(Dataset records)
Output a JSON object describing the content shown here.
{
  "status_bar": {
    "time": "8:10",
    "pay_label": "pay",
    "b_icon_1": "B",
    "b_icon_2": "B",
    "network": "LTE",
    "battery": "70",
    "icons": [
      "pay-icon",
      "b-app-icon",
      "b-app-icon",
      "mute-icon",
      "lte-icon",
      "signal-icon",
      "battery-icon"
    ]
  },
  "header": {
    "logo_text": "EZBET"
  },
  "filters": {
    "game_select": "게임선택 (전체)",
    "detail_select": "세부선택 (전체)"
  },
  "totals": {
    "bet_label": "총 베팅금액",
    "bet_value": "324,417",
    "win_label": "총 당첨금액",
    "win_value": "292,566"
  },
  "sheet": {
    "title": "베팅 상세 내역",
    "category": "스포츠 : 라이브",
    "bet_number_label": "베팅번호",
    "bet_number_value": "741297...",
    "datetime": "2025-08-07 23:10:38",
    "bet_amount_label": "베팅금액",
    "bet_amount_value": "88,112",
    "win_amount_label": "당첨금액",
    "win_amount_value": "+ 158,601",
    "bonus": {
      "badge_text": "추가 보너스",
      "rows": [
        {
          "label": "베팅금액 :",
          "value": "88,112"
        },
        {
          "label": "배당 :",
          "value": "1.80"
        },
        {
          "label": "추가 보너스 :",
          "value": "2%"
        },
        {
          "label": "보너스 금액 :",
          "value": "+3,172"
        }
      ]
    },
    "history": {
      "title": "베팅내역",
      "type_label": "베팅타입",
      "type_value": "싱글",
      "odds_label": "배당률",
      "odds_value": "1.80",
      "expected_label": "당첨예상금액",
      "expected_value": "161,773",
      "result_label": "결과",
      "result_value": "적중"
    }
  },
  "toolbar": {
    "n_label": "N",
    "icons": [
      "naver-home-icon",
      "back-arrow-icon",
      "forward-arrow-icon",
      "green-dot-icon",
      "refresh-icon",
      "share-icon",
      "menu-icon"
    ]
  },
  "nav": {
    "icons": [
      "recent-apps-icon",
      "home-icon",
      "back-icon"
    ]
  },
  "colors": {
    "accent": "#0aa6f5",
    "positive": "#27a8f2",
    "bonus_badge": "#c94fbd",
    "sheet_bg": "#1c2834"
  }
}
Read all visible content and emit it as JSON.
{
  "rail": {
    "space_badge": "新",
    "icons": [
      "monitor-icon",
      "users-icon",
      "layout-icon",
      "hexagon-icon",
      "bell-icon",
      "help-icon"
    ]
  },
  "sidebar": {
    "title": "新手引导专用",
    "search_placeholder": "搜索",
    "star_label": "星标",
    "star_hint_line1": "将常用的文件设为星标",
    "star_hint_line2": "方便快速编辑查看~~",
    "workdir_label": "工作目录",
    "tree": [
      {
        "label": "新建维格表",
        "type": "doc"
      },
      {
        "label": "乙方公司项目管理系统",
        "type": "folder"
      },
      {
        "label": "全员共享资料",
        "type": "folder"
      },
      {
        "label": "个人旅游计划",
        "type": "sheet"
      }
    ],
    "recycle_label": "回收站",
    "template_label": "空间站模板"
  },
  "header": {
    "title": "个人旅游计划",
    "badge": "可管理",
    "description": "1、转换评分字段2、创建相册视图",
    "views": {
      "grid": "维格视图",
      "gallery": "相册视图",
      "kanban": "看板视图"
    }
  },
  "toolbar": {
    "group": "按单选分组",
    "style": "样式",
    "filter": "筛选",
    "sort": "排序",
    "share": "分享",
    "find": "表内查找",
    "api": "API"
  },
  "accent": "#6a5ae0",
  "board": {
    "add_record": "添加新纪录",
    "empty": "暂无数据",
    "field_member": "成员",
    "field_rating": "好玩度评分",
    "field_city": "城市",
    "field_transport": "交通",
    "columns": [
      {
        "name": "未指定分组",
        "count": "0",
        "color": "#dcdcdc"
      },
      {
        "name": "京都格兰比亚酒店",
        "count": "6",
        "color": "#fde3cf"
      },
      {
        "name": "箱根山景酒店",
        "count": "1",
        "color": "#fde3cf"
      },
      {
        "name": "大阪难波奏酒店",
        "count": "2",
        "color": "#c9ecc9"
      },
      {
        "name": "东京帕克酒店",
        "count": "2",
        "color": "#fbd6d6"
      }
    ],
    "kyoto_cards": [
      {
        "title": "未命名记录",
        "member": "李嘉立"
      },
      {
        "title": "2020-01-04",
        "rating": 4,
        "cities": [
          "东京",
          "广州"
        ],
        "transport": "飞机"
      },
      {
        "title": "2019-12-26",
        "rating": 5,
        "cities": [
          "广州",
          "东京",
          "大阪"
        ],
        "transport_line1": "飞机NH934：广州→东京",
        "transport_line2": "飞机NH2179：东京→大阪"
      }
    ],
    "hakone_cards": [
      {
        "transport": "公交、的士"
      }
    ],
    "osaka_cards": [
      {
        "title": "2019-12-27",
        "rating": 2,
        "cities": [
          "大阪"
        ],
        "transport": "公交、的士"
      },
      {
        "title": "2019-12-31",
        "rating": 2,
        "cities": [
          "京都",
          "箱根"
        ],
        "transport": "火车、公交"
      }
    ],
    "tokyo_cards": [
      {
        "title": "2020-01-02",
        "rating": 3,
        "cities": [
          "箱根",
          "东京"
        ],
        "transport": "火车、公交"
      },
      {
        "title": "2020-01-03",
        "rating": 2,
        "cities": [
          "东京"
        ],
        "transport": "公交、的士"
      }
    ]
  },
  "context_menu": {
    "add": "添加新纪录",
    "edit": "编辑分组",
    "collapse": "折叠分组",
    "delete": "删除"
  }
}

• [STATED GOAL] Pick out the lines that include the word "count" and write them out.

• [RESPONSE TO THE EXERCISE]
        "count": "0",
        "count": "6",
        "count": "1",
        "count": "2",
        "count": "2",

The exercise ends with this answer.